# Exercise objective
Write out the records that appear below, verbatim and complete, but without pictures.

Records excerpted from a collection:

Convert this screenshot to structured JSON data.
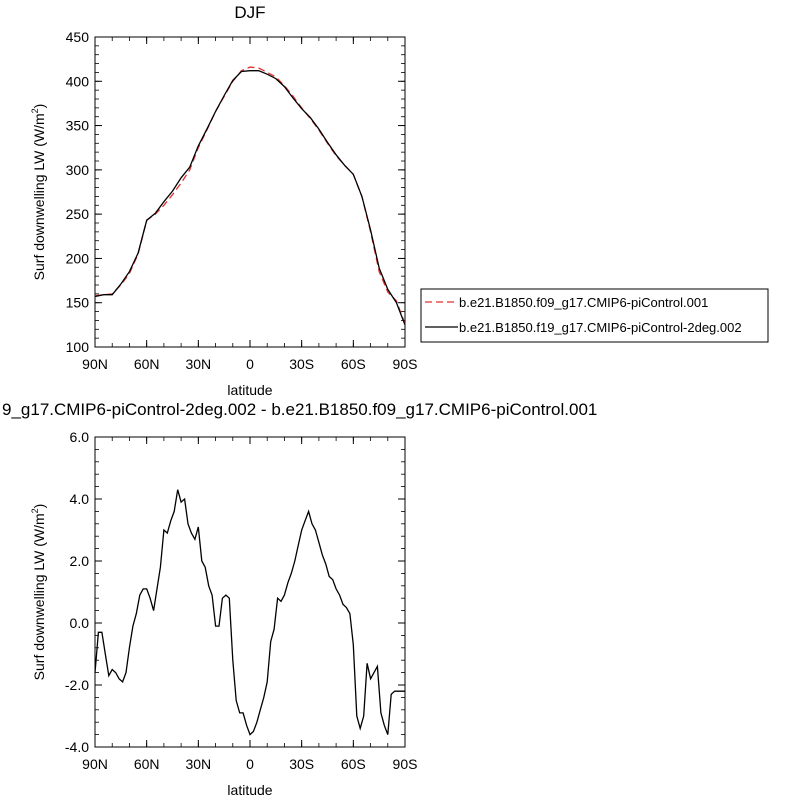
{
  "chart_data": [
    {
      "type": "line",
      "title": "DJF",
      "xlabel": "latitude",
      "ylabel": "Surf downwelling LW (W/m",
      "ylabel_sup": "2",
      "ylabel_close": ")",
      "xlim": [
        90,
        -90
      ],
      "ylim": [
        100,
        450
      ],
      "xticks": [
        90,
        60,
        30,
        0,
        -30,
        -60,
        -90
      ],
      "xtick_labels": [
        "90N",
        "60N",
        "30N",
        "0",
        "30S",
        "60S",
        "90S"
      ],
      "yticks": [
        100,
        150,
        200,
        250,
        300,
        350,
        400,
        450
      ],
      "ytick_labels": [
        "100",
        "150",
        "200",
        "250",
        "300",
        "350",
        "400",
        "450"
      ],
      "legend_position": "right",
      "x": [
        90,
        85,
        80,
        75,
        70,
        65,
        60,
        55,
        50,
        45,
        40,
        35,
        30,
        25,
        20,
        15,
        10,
        5,
        0,
        -5,
        -10,
        -15,
        -20,
        -25,
        -30,
        -35,
        -40,
        -45,
        -50,
        -55,
        -60,
        -65,
        -70,
        -75,
        -80,
        -85,
        -90
      ],
      "series": [
        {
          "name": "b.e21.B1850.f09_g17.CMIP6-piControl.001",
          "color": "#e03030",
          "dash": true,
          "values": [
            158,
            159,
            160,
            170,
            183,
            205,
            243,
            250,
            260,
            272,
            285,
            300,
            325,
            345,
            366,
            383,
            400,
            412,
            416,
            415,
            410,
            405,
            395,
            383,
            370,
            358,
            345,
            330,
            316,
            305,
            295,
            270,
            230,
            185,
            162,
            152,
            126
          ]
        },
        {
          "name": "b.e21.B1850.f19_g17.CMIP6-piControl-2deg.002",
          "color": "#000000",
          "dash": false,
          "values": [
            157,
            159,
            159,
            171,
            185,
            206,
            243,
            251,
            264,
            276,
            291,
            303,
            327,
            346,
            366,
            384,
            401,
            411,
            412,
            412,
            408,
            403,
            394,
            381,
            369,
            359,
            346,
            331,
            317,
            305,
            295,
            270,
            232,
            189,
            165,
            150,
            125
          ]
        }
      ]
    },
    {
      "type": "line",
      "title": "9_g17.CMIP6-piControl-2deg.002 - b.e21.B1850.f09_g17.CMIP6-piControl.001",
      "xlabel": "latitude",
      "ylabel": "Surf downwelling LW (W/m",
      "ylabel_sup": "2",
      "ylabel_close": ")",
      "xlim": [
        90,
        -90
      ],
      "ylim": [
        -4,
        6
      ],
      "xticks": [
        90,
        60,
        30,
        0,
        -30,
        -60,
        -90
      ],
      "xtick_labels": [
        "90N",
        "60N",
        "30N",
        "0",
        "30S",
        "60S",
        "90S"
      ],
      "yticks": [
        -4,
        -2,
        0,
        2,
        4,
        6
      ],
      "ytick_labels": [
        "-4.0",
        "-2.0",
        "0.0",
        "2.0",
        "4.0",
        "6.0"
      ],
      "x": [
        90,
        88,
        86,
        84,
        82,
        80,
        78,
        76,
        74,
        72,
        70,
        68,
        66,
        64,
        62,
        60,
        58,
        56,
        54,
        52,
        50,
        48,
        46,
        44,
        42,
        40,
        38,
        36,
        34,
        32,
        30,
        28,
        26,
        24,
        22,
        20,
        18,
        16,
        14,
        12,
        10,
        8,
        6,
        4,
        2,
        0,
        -2,
        -4,
        -6,
        -8,
        -10,
        -12,
        -14,
        -16,
        -18,
        -20,
        -22,
        -24,
        -26,
        -28,
        -30,
        -32,
        -34,
        -36,
        -38,
        -40,
        -42,
        -44,
        -46,
        -48,
        -50,
        -52,
        -54,
        -56,
        -58,
        -60,
        -62,
        -64,
        -66,
        -68,
        -70,
        -72,
        -74,
        -76,
        -78,
        -80,
        -82,
        -84,
        -86,
        -88,
        -90
      ],
      "series": [
        {
          "name": "",
          "color": "#000000",
          "dash": false,
          "values": [
            -1.6,
            -0.3,
            -0.3,
            -1.0,
            -1.7,
            -1.5,
            -1.6,
            -1.8,
            -1.9,
            -1.6,
            -0.8,
            -0.1,
            0.3,
            0.9,
            1.1,
            1.1,
            0.8,
            0.4,
            1.1,
            1.8,
            3.0,
            2.9,
            3.3,
            3.6,
            4.3,
            3.9,
            4.0,
            3.2,
            2.9,
            2.7,
            3.1,
            2.0,
            1.8,
            1.2,
            0.9,
            -0.1,
            -0.1,
            0.8,
            0.9,
            0.8,
            -1.2,
            -2.5,
            -2.9,
            -2.9,
            -3.3,
            -3.6,
            -3.5,
            -3.2,
            -2.8,
            -2.4,
            -1.9,
            -0.6,
            -0.2,
            0.8,
            0.7,
            0.9,
            1.3,
            1.6,
            2.0,
            2.5,
            3.0,
            3.3,
            3.6,
            3.2,
            3.0,
            2.6,
            2.2,
            1.9,
            1.5,
            1.4,
            1.1,
            0.9,
            0.6,
            0.5,
            0.3,
            -0.7,
            -3.0,
            -3.4,
            -3.0,
            -1.3,
            -1.8,
            -1.6,
            -1.4,
            -2.9,
            -3.3,
            -3.6,
            -2.3,
            -2.2,
            -2.2,
            -2.2,
            -2.2
          ]
        }
      ]
    }
  ]
}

# The answer
Convert this screenshot to structured JSON data.
{
  "chart_data": [
    {
      "type": "line",
      "title": "DJF",
      "xlabel": "latitude",
      "ylabel": "Surf downwelling LW (W/m",
      "ylabel_sup": "2",
      "ylabel_close": ")",
      "xlim": [
        90,
        -90
      ],
      "ylim": [
        100,
        450
      ],
      "xticks": [
        90,
        60,
        30,
        0,
        -30,
        -60,
        -90
      ],
      "xtick_labels": [
        "90N",
        "60N",
        "30N",
        "0",
        "30S",
        "60S",
        "90S"
      ],
      "yticks": [
        100,
        150,
        200,
        250,
        300,
        350,
        400,
        450
      ],
      "ytick_labels": [
        "100",
        "150",
        "200",
        "250",
        "300",
        "350",
        "400",
        "450"
      ],
      "legend_position": "right",
      "x": [
        90,
        85,
        80,
        75,
        70,
        65,
        60,
        55,
        50,
        45,
        40,
        35,
        30,
        25,
        20,
        15,
        10,
        5,
        0,
        -5,
        -10,
        -15,
        -20,
        -25,
        -30,
        -35,
        -40,
        -45,
        -50,
        -55,
        -60,
        -65,
        -70,
        -75,
        -80,
        -85,
        -90
      ],
      "series": [
        {
          "name": "b.e21.B1850.f09_g17.CMIP6-piControl.001",
          "color": "#e03030",
          "dash": true,
          "values": [
            158,
            159,
            160,
            170,
            183,
            205,
            243,
            250,
            260,
            272,
            285,
            300,
            325,
            345,
            366,
            383,
            400,
            412,
            416,
            415,
            410,
            405,
            395,
            383,
            370,
            358,
            345,
            330,
            316,
            305,
            295,
            270,
            230,
            185,
            162,
            152,
            126
          ]
        },
        {
          "name": "b.e21.B1850.f19_g17.CMIP6-piControl-2deg.002",
          "color": "#000000",
          "dash": false,
          "values": [
            157,
            159,
            159,
            171,
            185,
            206,
            243,
            251,
            264,
            276,
            291,
            303,
            327,
            346,
            366,
            384,
            401,
            411,
            412,
            412,
            408,
            403,
            394,
            381,
            369,
            359,
            346,
            331,
            317,
            305,
            295,
            270,
            232,
            189,
            165,
            150,
            125
          ]
        }
      ]
    },
    {
      "type": "line",
      "title": "9_g17.CMIP6-piControl-2deg.002 - b.e21.B1850.f09_g17.CMIP6-piControl.001",
      "xlabel": "latitude",
      "ylabel": "Surf downwelling LW (W/m",
      "ylabel_sup": "2",
      "ylabel_close": ")",
      "xlim": [
        90,
        -90
      ],
      "ylim": [
        -4,
        6
      ],
      "xticks": [
        90,
        60,
        30,
        0,
        -30,
        -60,
        -90
      ],
      "xtick_labels": [
        "90N",
        "60N",
        "30N",
        "0",
        "30S",
        "60S",
        "90S"
      ],
      "yticks": [
        -4,
        -2,
        0,
        2,
        4,
        6
      ],
      "ytick_labels": [
        "-4.0",
        "-2.0",
        "0.0",
        "2.0",
        "4.0",
        "6.0"
      ],
      "x": [
        90,
        88,
        86,
        84,
        82,
        80,
        78,
        76,
        74,
        72,
        70,
        68,
        66,
        64,
        62,
        60,
        58,
        56,
        54,
        52,
        50,
        48,
        46,
        44,
        42,
        40,
        38,
        36,
        34,
        32,
        30,
        28,
        26,
        24,
        22,
        20,
        18,
        16,
        14,
        12,
        10,
        8,
        6,
        4,
        2,
        0,
        -2,
        -4,
        -6,
        -8,
        -10,
        -12,
        -14,
        -16,
        -18,
        -20,
        -22,
        -24,
        -26,
        -28,
        -30,
        -32,
        -34,
        -36,
        -38,
        -40,
        -42,
        -44,
        -46,
        -48,
        -50,
        -52,
        -54,
        -56,
        -58,
        -60,
        -62,
        -64,
        -66,
        -68,
        -70,
        -72,
        -74,
        -76,
        -78,
        -80,
        -82,
        -84,
        -86,
        -88,
        -90
      ],
      "series": [
        {
          "name": "",
          "color": "#000000",
          "dash": false,
          "values": [
            -1.6,
            -0.3,
            -0.3,
            -1.0,
            -1.7,
            -1.5,
            -1.6,
            -1.8,
            -1.9,
            -1.6,
            -0.8,
            -0.1,
            0.3,
            0.9,
            1.1,
            1.1,
            0.8,
            0.4,
            1.1,
            1.8,
            3.0,
            2.9,
            3.3,
            3.6,
            4.3,
            3.9,
            4.0,
            3.2,
            2.9,
            2.7,
            3.1,
            2.0,
            1.8,
            1.2,
            0.9,
            -0.1,
            -0.1,
            0.8,
            0.9,
            0.8,
            -1.2,
            -2.5,
            -2.9,
            -2.9,
            -3.3,
            -3.6,
            -3.5,
            -3.2,
            -2.8,
            -2.4,
            -1.9,
            -0.6,
            -0.2,
            0.8,
            0.7,
            0.9,
            1.3,
            1.6,
            2.0,
            2.5,
            3.0,
            3.3,
            3.6,
            3.2,
            3.0,
            2.6,
            2.2,
            1.9,
            1.5,
            1.4,
            1.1,
            0.9,
            0.6,
            0.5,
            0.3,
            -0.7,
            -3.0,
            -3.4,
            -3.0,
            -1.3,
            -1.8,
            -1.6,
            -1.4,
            -2.9,
            -3.3,
            -3.6,
            -2.3,
            -2.2,
            -2.2,
            -2.2,
            -2.2
          ]
        }
      ]
    }
  ]
}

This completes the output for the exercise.